• **What to work on**
How many lines in these records hold the string "title"? State only that number.

(Dataset items)
++++++

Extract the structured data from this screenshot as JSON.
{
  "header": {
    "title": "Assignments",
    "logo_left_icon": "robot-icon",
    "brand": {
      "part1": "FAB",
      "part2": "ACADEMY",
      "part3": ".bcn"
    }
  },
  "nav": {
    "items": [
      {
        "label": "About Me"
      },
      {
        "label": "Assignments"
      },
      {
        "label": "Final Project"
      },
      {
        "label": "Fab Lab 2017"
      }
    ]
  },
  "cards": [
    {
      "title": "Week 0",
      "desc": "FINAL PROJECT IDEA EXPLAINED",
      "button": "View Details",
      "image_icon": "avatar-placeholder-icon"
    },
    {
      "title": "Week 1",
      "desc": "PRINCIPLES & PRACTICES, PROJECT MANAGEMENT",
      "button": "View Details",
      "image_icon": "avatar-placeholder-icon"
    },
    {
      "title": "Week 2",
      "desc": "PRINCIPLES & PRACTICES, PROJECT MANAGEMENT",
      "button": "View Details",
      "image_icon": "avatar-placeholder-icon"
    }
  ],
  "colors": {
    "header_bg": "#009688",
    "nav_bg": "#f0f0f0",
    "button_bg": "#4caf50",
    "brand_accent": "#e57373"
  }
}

++++++

• **Final answer**
4